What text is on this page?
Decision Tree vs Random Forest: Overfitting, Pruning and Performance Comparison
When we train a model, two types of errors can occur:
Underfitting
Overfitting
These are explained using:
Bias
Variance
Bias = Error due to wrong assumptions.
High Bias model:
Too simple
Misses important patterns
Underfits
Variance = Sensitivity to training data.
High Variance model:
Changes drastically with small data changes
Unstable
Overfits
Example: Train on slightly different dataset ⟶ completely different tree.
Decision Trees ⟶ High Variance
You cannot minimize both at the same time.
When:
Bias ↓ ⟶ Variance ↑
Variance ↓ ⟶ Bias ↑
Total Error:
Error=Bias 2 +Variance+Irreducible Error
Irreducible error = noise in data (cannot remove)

(Your goal) Gather up every line in the data above that contains the word "Variance", copying each one.

(Response to this exercise)
Variance
Variance = Sensitivity to training data.
High Variance model:
Decision Trees ⟶ High Variance
Bias ↓ ⟶ Variance ↑
Variance ↓ ⟶ Bias ↑
Error=Bias 2 +Variance+Irreducible Error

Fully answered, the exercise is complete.